Collection entries
= = =
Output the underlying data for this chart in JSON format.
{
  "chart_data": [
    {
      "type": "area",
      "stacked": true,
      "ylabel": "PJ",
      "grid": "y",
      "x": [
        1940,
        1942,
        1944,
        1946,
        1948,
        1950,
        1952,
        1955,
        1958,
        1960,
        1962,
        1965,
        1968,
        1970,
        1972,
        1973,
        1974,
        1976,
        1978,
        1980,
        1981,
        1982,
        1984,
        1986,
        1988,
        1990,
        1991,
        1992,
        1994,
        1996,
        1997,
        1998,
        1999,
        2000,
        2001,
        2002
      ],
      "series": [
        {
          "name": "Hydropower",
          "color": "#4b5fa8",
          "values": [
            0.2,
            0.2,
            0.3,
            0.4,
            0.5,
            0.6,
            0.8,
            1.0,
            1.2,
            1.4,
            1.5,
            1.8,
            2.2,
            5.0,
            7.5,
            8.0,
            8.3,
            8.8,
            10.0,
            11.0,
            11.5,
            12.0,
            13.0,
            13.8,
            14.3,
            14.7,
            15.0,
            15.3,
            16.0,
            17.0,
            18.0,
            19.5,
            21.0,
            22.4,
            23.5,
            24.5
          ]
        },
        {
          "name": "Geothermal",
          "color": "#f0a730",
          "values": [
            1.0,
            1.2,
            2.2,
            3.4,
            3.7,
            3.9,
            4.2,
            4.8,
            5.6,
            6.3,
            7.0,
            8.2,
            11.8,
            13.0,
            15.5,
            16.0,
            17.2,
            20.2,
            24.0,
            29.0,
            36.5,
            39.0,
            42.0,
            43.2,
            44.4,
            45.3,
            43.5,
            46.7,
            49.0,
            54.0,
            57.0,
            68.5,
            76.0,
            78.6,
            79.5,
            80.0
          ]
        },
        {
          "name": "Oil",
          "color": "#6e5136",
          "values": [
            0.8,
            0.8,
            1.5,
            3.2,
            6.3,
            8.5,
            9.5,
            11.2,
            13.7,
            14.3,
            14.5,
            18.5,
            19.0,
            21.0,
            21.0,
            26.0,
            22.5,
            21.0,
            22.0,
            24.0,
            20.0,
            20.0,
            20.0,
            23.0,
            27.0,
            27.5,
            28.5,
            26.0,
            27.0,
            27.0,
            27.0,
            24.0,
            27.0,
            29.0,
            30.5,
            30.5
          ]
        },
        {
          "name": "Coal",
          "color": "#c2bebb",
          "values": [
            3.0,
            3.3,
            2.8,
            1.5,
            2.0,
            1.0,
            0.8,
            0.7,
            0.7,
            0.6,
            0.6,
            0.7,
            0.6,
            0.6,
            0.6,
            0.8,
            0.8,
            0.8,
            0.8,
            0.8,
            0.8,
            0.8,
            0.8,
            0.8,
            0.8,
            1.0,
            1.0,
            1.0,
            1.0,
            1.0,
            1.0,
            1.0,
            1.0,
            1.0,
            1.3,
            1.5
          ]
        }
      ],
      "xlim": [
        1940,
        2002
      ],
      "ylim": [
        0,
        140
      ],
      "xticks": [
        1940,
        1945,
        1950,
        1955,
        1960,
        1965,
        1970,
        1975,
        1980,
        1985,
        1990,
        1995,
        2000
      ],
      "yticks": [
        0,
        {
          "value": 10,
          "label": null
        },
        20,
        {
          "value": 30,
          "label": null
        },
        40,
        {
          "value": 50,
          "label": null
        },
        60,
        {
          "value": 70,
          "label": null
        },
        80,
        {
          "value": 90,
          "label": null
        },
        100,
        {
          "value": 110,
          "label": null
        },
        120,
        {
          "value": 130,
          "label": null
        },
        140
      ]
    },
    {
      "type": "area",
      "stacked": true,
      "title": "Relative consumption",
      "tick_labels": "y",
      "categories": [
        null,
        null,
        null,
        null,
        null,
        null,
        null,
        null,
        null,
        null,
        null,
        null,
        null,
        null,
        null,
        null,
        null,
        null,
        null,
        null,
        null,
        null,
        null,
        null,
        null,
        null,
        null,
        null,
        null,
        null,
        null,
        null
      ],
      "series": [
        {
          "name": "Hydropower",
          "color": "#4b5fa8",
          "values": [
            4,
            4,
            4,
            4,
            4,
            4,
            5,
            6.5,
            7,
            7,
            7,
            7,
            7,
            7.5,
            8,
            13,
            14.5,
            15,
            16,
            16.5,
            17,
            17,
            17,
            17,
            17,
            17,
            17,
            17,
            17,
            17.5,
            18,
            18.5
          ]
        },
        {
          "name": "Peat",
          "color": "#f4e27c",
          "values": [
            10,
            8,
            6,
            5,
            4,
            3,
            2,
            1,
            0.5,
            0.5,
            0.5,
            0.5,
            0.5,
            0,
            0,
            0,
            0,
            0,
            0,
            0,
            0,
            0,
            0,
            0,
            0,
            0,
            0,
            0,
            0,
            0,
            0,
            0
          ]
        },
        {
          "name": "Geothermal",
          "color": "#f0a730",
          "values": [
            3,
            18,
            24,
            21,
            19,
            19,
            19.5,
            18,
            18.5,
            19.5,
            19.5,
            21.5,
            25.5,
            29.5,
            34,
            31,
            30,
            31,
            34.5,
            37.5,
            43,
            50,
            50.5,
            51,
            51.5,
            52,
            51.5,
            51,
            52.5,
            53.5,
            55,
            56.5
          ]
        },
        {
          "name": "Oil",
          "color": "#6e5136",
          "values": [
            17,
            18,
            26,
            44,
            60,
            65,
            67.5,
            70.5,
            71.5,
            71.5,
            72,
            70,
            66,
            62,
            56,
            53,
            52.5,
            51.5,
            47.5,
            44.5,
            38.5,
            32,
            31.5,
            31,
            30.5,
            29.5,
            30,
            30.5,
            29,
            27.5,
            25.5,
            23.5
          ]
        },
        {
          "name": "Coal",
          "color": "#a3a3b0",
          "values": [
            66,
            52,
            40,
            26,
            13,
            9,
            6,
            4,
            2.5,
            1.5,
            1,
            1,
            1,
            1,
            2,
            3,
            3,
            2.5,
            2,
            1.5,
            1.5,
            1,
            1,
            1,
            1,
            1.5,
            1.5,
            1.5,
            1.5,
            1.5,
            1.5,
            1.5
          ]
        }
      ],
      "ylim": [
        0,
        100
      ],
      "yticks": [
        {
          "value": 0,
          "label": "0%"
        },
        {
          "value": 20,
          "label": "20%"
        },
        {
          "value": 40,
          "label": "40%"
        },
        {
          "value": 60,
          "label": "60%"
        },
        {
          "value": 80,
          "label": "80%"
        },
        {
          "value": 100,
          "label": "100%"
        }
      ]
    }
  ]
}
= = =
Short exercise. Repeat the records above exactly.

Task output.
Output the underlying data for this chart in JSON format.
{
  "chart_data": [
    {
      "type": "area",
      "stacked": true,
      "ylabel": "PJ",
      "grid": "y",
      "x": [
        1940,
        1942,
        1944,
        1946,
        1948,
        1950,
        1952,
        1955,
        1958,
        1960,
        1962,
        1965,
        1968,
        1970,
        1972,
        1973,
        1974,
        1976,
        1978,
        1980,
        1981,
        1982,
        1984,
        1986,
        1988,
        1990,
        1991,
        1992,
        1994,
        1996,
        1997,
        1998,
        1999,
        2000,
        2001,
        2002
      ],
      "series": [
        {
          "name": "Hydropower",
          "color": "#4b5fa8",
          "values": [
            0.2,
            0.2,
            0.3,
            0.4,
            0.5,
            0.6,
            0.8,
            1.0,
            1.2,
            1.4,
            1.5,
            1.8,
            2.2,
            5.0,
            7.5,
            8.0,
            8.3,
            8.8,
            10.0,
            11.0,
            11.5,
            12.0,
            13.0,
            13.8,
            14.3,
            14.7,
            15.0,
            15.3,
            16.0,
            17.0,
            18.0,
            19.5,
            21.0,
            22.4,
            23.5,
            24.5
          ]
        },
        {
          "name": "Geothermal",
          "color": "#f0a730",
          "values": [
            1.0,
            1.2,
            2.2,
            3.4,
            3.7,
            3.9,
            4.2,
            4.8,
            5.6,
            6.3,
            7.0,
            8.2,
            11.8,
            13.0,
            15.5,
            16.0,
            17.2,
            20.2,
            24.0,
            29.0,
            36.5,
            39.0,
            42.0,
            43.2,
            44.4,
            45.3,
            43.5,
            46.7,
            49.0,
            54.0,
            57.0,
            68.5,
            76.0,
            78.6,
            79.5,
            80.0
          ]
        },
        {
          "name": "Oil",
          "color": "#6e5136",
          "values": [
            0.8,
            0.8,
            1.5,
            3.2,
            6.3,
            8.5,
            9.5,
            11.2,
            13.7,
            14.3,
            14.5,
            18.5,
            19.0,
            21.0,
            21.0,
            26.0,
            22.5,
            21.0,
            22.0,
            24.0,
            20.0,
            20.0,
            20.0,
            23.0,
            27.0,
            27.5,
            28.5,
            26.0,
            27.0,
            27.0,
            27.0,
            24.0,
            27.0,
            29.0,
            30.5,
            30.5
          ]
        },
        {
          "name": "Coal",
          "color": "#c2bebb",
          "values": [
            3.0,
            3.3,
            2.8,
            1.5,
            2.0,
            1.0,
            0.8,
            0.7,
            0.7,
            0.6,
            0.6,
            0.7,
            0.6,
            0.6,
            0.6,
            0.8,
            0.8,
            0.8,
            0.8,
            0.8,
            0.8,
            0.8,
            0.8,
            0.8,
            0.8,
            1.0,
            1.0,
            1.0,
            1.0,
            1.0,
            1.0,
            1.0,
            1.0,
            1.0,
            1.3,
            1.5
          ]
        }
      ],
      "xlim": [
        1940,
        2002
      ],
      "ylim": [
        0,
        140
      ],
      "xticks": [
        1940,
        1945,
        1950,
        1955,
        1960,
        1965,
        1970,
        1975,
        1980,
        1985,
        1990,
        1995,
        2000
      ],
      "yticks": [
        0,
        {
          "value": 10,
          "label": null
        },
        20,
        {
          "value": 30,
          "label": null
        },
        40,
        {
          "value": 50,
          "label": null
        },
        60,
        {
          "value": 70,
          "label": null
        },
        80,
        {
          "value": 90,
          "label": null
        },
        100,
        {
          "value": 110,
          "label": null
        },
        120,
        {
          "value": 130,
          "label": null
        },
        140
      ]
    },
    {
      "type": "area",
      "stacked": true,
      "title": "Relative consumption",
      "tick_labels": "y",
      "categories": [
        null,
        null,
        null,
        null,
        null,
        null,
        null,
        null,
        null,
        null,
        null,
        null,
        null,
        null,
        null,
        null,
        null,
        null,
        null,
        null,
        null,
        null,
        null,
        null,
        null,
        null,
        null,
        null,
        null,
        null,
        null,
        null
      ],
      "series": [
        {
          "name": "Hydropower",
          "color": "#4b5fa8",
          "values": [
            4,
            4,
            4,
            4,
            4,
            4,
            5,
            6.5,
            7,
            7,
            7,
            7,
            7,
            7.5,
            8,
            13,
            14.5,
            15,
            16,
            16.5,
            17,
            17,
            17,
            17,
            17,
            17,
            17,
            17,
            17,
            17.5,
            18,
            18.5
          ]
        },
        {
          "name": "Peat",
          "color": "#f4e27c",
          "values": [
            10,
            8,
            6,
            5,
            4,
            3,
            2,
            1,
            0.5,
            0.5,
            0.5,
            0.5,
            0.5,
            0,
            0,
            0,
            0,
            0,
            0,
            0,
            0,
            0,
            0,
            0,
            0,
            0,
            0,
            0,
            0,
            0,
            0,
            0
          ]
        },
        {
          "name": "Geothermal",
          "color": "#f0a730",
          "values": [
            3,
            18,
            24,
            21,
            19,
            19,
            19.5,
            18,
            18.5,
            19.5,
            19.5,
            21.5,
            25.5,
            29.5,
            34,
            31,
            30,
            31,
            34.5,
            37.5,
            43,
            50,
            50.5,
            51,
            51.5,
            52,
            51.5,
            51,
            52.5,
            53.5,
            55,
            56.5
          ]
        },
        {
          "name": "Oil",
          "color": "#6e5136",
          "values": [
            17,
            18,
            26,
            44,
            60,
            65,
            67.5,
            70.5,
            71.5,
            71.5,
            72,
            70,
            66,
            62,
            56,
            53,
            52.5,
            51.5,
            47.5,
            44.5,
            38.5,
            32,
            31.5,
            31,
            30.5,
            29.5,
            30,
            30.5,
            29,
            27.5,
            25.5,
            23.5
          ]
        },
        {
          "name": "Coal",
          "color": "#a3a3b0",
          "values": [
            66,
            52,
            40,
            26,
            13,
            9,
            6,
            4,
            2.5,
            1.5,
            1,
            1,
            1,
            1,
            2,
            3,
            3,
            2.5,
            2,
            1.5,
            1.5,
            1,
            1,
            1,
            1,
            1.5,
            1.5,
            1.5,
            1.5,
            1.5,
            1.5,
            1.5
          ]
        }
      ],
      "ylim": [
        0,
        100
      ],
      "yticks": [
        {
          "value": 0,
          "label": "0%"
        },
        {
          "value": 20,
          "label": "20%"
        },
        {
          "value": 40,
          "label": "40%"
        },
        {
          "value": 60,
          "label": "60%"
        },
        {
          "value": 80,
          "label": "80%"
        },
        {
          "value": 100,
          "label": "100%"
        }
      ]
    }
  ]
}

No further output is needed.